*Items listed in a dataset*
______________________________
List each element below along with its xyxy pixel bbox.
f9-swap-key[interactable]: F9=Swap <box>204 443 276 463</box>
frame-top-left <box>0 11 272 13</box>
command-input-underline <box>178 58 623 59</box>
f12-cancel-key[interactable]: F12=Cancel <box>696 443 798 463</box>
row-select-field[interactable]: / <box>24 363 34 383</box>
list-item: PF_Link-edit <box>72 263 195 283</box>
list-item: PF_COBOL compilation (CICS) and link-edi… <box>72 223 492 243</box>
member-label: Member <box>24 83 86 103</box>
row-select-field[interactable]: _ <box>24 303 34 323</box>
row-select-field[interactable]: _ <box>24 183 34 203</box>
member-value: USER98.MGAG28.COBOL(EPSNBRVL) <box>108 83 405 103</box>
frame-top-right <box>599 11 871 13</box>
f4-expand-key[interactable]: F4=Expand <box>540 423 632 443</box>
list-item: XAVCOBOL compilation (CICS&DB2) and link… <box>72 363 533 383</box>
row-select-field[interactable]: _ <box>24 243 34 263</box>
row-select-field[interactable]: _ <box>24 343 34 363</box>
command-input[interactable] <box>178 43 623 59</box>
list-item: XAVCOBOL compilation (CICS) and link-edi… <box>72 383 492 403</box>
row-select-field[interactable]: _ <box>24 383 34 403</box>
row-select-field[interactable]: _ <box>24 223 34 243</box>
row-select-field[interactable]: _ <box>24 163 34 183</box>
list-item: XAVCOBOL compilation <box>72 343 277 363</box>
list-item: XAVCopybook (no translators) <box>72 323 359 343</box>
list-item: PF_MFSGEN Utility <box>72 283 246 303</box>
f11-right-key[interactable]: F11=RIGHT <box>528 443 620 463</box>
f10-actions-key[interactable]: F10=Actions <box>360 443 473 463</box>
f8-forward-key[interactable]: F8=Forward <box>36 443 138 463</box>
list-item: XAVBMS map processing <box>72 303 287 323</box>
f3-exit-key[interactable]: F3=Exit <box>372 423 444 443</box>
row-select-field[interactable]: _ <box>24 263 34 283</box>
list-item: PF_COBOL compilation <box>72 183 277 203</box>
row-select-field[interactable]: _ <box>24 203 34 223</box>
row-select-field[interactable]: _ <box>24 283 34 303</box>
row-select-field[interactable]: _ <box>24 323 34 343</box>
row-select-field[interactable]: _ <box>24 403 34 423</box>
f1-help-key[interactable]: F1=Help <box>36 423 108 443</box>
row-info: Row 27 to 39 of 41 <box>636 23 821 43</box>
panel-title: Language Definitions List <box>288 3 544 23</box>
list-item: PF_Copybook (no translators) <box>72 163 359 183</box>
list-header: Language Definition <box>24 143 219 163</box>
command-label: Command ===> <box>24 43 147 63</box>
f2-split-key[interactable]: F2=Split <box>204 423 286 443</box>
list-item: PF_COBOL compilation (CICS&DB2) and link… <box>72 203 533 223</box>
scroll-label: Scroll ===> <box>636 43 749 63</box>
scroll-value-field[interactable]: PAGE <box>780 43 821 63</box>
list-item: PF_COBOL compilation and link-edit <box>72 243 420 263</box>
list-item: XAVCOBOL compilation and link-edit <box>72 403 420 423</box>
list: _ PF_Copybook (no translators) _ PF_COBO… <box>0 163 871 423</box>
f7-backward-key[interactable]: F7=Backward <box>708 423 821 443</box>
______________________________
Could you repeat every row above, word for word, with each line unchanged?

List each element below along with its xyxy pixel bbox.
f9-swap-key[interactable]: F9=Swap <box>204 443 276 463</box>
frame-top-left <box>0 11 272 13</box>
command-input-underline <box>178 58 623 59</box>
f12-cancel-key[interactable]: F12=Cancel <box>696 443 798 463</box>
row-select-field[interactable]: / <box>24 363 34 383</box>
list-item: PF_Link-edit <box>72 263 195 283</box>
list-item: PF_COBOL compilation (CICS) and link-edi… <box>72 223 492 243</box>
member-label: Member <box>24 83 86 103</box>
row-select-field[interactable]: _ <box>24 303 34 323</box>
row-select-field[interactable]: _ <box>24 183 34 203</box>
member-value: USER98.MGAG28.COBOL(EPSNBRVL) <box>108 83 405 103</box>
frame-top-right <box>599 11 871 13</box>
f4-expand-key[interactable]: F4=Expand <box>540 423 632 443</box>
list-item: XAVCOBOL compilation (CICS&DB2) and link… <box>72 363 533 383</box>
row-select-field[interactable]: _ <box>24 243 34 263</box>
row-select-field[interactable]: _ <box>24 343 34 363</box>
command-input[interactable] <box>178 43 623 59</box>
list-item: XAVCOBOL compilation (CICS) and link-edi… <box>72 383 492 403</box>
row-select-field[interactable]: _ <box>24 383 34 403</box>
row-select-field[interactable]: _ <box>24 223 34 243</box>
row-select-field[interactable]: _ <box>24 163 34 183</box>
list-item: XAVCOBOL compilation <box>72 343 277 363</box>
list-item: XAVCopybook (no translators) <box>72 323 359 343</box>
list-item: PF_MFSGEN Utility <box>72 283 246 303</box>
f11-right-key[interactable]: F11=RIGHT <box>528 443 620 463</box>
f10-actions-key[interactable]: F10=Actions <box>360 443 473 463</box>
f8-forward-key[interactable]: F8=Forward <box>36 443 138 463</box>
list-item: XAVBMS map processing <box>72 303 287 323</box>
f3-exit-key[interactable]: F3=Exit <box>372 423 444 443</box>
row-select-field[interactable]: _ <box>24 263 34 283</box>
list-item: PF_COBOL compilation <box>72 183 277 203</box>
row-select-field[interactable]: _ <box>24 203 34 223</box>
row-select-field[interactable]: _ <box>24 283 34 303</box>
row-select-field[interactable]: _ <box>24 323 34 343</box>
row-select-field[interactable]: _ <box>24 403 34 423</box>
f1-help-key[interactable]: F1=Help <box>36 423 108 443</box>
row-info: Row 27 to 39 of 41 <box>636 23 821 43</box>
panel-title: Language Definitions List <box>288 3 544 23</box>
list-item: PF_Copybook (no translators) <box>72 163 359 183</box>
list-header: Language Definition <box>24 143 219 163</box>
command-label: Command ===> <box>24 43 147 63</box>
f2-split-key[interactable]: F2=Split <box>204 423 286 443</box>
list-item: PF_COBOL compilation (CICS&DB2) and link… <box>72 203 533 223</box>
scroll-label: Scroll ===> <box>636 43 749 63</box>
scroll-value-field[interactable]: PAGE <box>780 43 821 63</box>
list-item: PF_COBOL compilation and link-edit <box>72 243 420 263</box>
list-item: XAVCOBOL compilation and link-edit <box>72 403 420 423</box>
list: _ PF_Copybook (no translators) _ PF_COBO… <box>0 163 871 423</box>
f7-backward-key[interactable]: F7=Backward <box>708 423 821 443</box>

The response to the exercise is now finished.